● Given exercise: Render every item below as one numbered list, leaving out any blank lines.

● Records shown:
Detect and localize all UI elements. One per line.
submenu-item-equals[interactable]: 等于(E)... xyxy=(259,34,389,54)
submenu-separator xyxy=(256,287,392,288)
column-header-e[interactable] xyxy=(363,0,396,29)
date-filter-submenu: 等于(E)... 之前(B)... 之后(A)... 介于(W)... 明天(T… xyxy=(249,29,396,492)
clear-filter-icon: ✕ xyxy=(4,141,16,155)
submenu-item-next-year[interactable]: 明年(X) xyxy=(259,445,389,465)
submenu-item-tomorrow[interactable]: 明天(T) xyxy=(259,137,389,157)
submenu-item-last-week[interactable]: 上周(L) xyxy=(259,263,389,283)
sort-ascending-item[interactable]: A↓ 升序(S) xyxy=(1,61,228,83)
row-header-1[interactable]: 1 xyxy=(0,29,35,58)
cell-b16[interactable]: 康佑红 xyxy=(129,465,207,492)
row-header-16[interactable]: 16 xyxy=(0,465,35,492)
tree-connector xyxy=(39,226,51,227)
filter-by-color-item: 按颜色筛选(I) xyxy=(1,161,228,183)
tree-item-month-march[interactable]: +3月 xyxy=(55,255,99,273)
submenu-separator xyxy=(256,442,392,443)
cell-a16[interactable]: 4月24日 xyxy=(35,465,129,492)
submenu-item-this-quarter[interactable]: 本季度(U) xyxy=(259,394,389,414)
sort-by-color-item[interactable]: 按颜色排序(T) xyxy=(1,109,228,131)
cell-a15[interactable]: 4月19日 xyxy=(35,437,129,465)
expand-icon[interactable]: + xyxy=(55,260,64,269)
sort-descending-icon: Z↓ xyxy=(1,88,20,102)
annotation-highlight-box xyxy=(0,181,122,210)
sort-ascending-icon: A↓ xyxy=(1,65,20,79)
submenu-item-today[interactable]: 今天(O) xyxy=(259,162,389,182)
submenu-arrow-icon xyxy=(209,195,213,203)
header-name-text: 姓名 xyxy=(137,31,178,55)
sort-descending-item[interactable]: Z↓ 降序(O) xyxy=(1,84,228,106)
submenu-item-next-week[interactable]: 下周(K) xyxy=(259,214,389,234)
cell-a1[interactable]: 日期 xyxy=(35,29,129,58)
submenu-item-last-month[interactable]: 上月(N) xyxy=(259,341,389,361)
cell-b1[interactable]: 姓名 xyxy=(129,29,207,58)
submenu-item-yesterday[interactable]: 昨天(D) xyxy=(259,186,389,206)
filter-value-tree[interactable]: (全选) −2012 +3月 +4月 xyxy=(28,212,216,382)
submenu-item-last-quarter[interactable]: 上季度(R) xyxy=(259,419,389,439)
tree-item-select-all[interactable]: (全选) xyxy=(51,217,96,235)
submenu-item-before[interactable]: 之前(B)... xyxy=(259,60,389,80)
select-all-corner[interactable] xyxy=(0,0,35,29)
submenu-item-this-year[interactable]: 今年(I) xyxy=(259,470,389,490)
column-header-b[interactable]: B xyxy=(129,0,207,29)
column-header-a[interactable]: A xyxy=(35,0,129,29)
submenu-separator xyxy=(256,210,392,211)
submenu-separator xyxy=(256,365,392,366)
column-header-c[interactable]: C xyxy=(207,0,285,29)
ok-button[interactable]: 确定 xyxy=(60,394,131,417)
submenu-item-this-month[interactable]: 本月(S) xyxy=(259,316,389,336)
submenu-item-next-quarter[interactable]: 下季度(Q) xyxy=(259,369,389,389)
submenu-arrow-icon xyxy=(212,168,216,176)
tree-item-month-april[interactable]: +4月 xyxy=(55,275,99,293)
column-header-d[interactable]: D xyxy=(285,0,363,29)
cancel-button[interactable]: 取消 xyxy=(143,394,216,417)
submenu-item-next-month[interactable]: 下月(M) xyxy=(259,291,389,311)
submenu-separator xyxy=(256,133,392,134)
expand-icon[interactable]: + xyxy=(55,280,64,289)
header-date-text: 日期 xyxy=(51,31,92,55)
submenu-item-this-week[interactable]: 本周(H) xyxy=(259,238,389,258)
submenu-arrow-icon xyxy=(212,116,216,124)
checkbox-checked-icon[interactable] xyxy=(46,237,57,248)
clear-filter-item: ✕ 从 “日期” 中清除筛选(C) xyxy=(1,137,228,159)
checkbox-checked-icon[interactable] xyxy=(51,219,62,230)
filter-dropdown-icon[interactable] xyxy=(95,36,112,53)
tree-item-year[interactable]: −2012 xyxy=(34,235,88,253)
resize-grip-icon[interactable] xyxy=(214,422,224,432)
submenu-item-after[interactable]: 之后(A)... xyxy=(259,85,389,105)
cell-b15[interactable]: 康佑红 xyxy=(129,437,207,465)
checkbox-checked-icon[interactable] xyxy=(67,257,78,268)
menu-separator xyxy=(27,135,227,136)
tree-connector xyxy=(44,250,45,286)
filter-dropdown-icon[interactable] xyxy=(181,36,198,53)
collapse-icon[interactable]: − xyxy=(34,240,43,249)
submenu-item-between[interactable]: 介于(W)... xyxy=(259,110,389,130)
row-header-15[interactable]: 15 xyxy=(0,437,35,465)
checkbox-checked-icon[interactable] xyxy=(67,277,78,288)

● Task answer:
1. Detect and localize all UI elements. One per line.
2. submenu-item-equals[interactable]: 等于(E)... xyxy=(259,34,389,54)
3. submenu-separator xyxy=(256,287,392,288)
4. column-header-e[interactable] xyxy=(363,0,396,29)
5. date-filter-submenu: 等于(E)... 之前(B)... 之后(A)... 介于(W)... 明天(T… xyxy=(249,29,396,492)
6. clear-filter-icon: ✕ xyxy=(4,141,16,155)
7. submenu-item-next-year[interactable]: 明年(X) xyxy=(259,445,389,465)
8. submenu-item-tomorrow[interactable]: 明天(T) xyxy=(259,137,389,157)
9. submenu-item-last-week[interactable]: 上周(L) xyxy=(259,263,389,283)
10. sort-ascending-item[interactable]: A↓ 升序(S) xyxy=(1,61,228,83)
11. row-header-1[interactable]: 1 xyxy=(0,29,35,58)
12. cell-b16[interactable]: 康佑红 xyxy=(129,465,207,492)
13. row-header-16[interactable]: 16 xyxy=(0,465,35,492)
14. tree-connector xyxy=(39,226,51,227)
15. filter-by-color-item: 按颜色筛选(I) xyxy=(1,161,228,183)
16. tree-item-month-march[interactable]: +3月 xyxy=(55,255,99,273)
17. submenu-separator xyxy=(256,442,392,443)
18. cell-a16[interactable]: 4月24日 xyxy=(35,465,129,492)
19. submenu-item-this-quarter[interactable]: 本季度(U) xyxy=(259,394,389,414)
20. sort-by-color-item[interactable]: 按颜色排序(T) xyxy=(1,109,228,131)
21. cell-a15[interactable]: 4月19日 xyxy=(35,437,129,465)
22. expand-icon[interactable]: + xyxy=(55,260,64,269)
23. sort-descending-icon: Z↓ xyxy=(1,88,20,102)
24. annotation-highlight-box xyxy=(0,181,122,210)
25. sort-ascending-icon: A↓ xyxy=(1,65,20,79)
26. submenu-item-today[interactable]: 今天(O) xyxy=(259,162,389,182)
27. submenu-arrow-icon xyxy=(209,195,213,203)
28. header-name-text: 姓名 xyxy=(137,31,178,55)
29. sort-descending-item[interactable]: Z↓ 降序(O) xyxy=(1,84,228,106)
30. submenu-item-next-week[interactable]: 下周(K) xyxy=(259,214,389,234)
31. cell-a1[interactable]: 日期 xyxy=(35,29,129,58)
32. submenu-item-last-month[interactable]: 上月(N) xyxy=(259,341,389,361)
33. cell-b1[interactable]: 姓名 xyxy=(129,29,207,58)
34. submenu-item-yesterday[interactable]: 昨天(D) xyxy=(259,186,389,206)
35. filter-value-tree[interactable]: (全选) −2012 +3月 +4月 xyxy=(28,212,216,382)
36. submenu-item-last-quarter[interactable]: 上季度(R) xyxy=(259,419,389,439)
37. tree-item-select-all[interactable]: (全选) xyxy=(51,217,96,235)
38. submenu-item-before[interactable]: 之前(B)... xyxy=(259,60,389,80)
39. select-all-corner[interactable] xyxy=(0,0,35,29)
40. submenu-item-this-year[interactable]: 今年(I) xyxy=(259,470,389,490)
41. column-header-b[interactable]: B xyxy=(129,0,207,29)
42. column-header-a[interactable]: A xyxy=(35,0,129,29)
43. submenu-separator xyxy=(256,210,392,211)
44. submenu-separator xyxy=(256,365,392,366)
45. column-header-c[interactable]: C xyxy=(207,0,285,29)
46. ok-button[interactable]: 确定 xyxy=(60,394,131,417)
47. submenu-item-this-month[interactable]: 本月(S) xyxy=(259,316,389,336)
48. submenu-item-next-quarter[interactable]: 下季度(Q) xyxy=(259,369,389,389)
49. submenu-arrow-icon xyxy=(212,168,216,176)
50. tree-item-month-april[interactable]: +4月 xyxy=(55,275,99,293)
51. column-header-d[interactable]: D xyxy=(285,0,363,29)
52. cancel-button[interactable]: 取消 xyxy=(143,394,216,417)
53. submenu-item-next-month[interactable]: 下月(M) xyxy=(259,291,389,311)
54. submenu-separator xyxy=(256,133,392,134)
55. expand-icon[interactable]: + xyxy=(55,280,64,289)
56. header-date-text: 日期 xyxy=(51,31,92,55)
57. submenu-item-this-week[interactable]: 本周(H) xyxy=(259,238,389,258)
58. submenu-arrow-icon xyxy=(212,116,216,124)
59. checkbox-checked-icon[interactable] xyxy=(46,237,57,248)
60. clear-filter-item: ✕ 从 “日期” 中清除筛选(C) xyxy=(1,137,228,159)
61. checkbox-checked-icon[interactable] xyxy=(51,219,62,230)
62. filter-dropdown-icon[interactable] xyxy=(95,36,112,53)
63. tree-item-year[interactable]: −2012 xyxy=(34,235,88,253)
64. resize-grip-icon[interactable] xyxy=(214,422,224,432)
65. submenu-item-after[interactable]: 之后(A)... xyxy=(259,85,389,105)
66. cell-b15[interactable]: 康佑红 xyxy=(129,437,207,465)
67. checkbox-checked-icon[interactable] xyxy=(67,257,78,268)
68. menu-separator xyxy=(27,135,227,136)
69. tree-connector xyxy=(44,250,45,286)
70. filter-dropdown-icon[interactable] xyxy=(181,36,198,53)
71. collapse-icon[interactable]: − xyxy=(34,240,43,249)
72. submenu-item-between[interactable]: 介于(W)... xyxy=(259,110,389,130)
73. row-header-15[interactable]: 15 xyxy=(0,437,35,465)
74. checkbox-checked-icon[interactable] xyxy=(67,277,78,288)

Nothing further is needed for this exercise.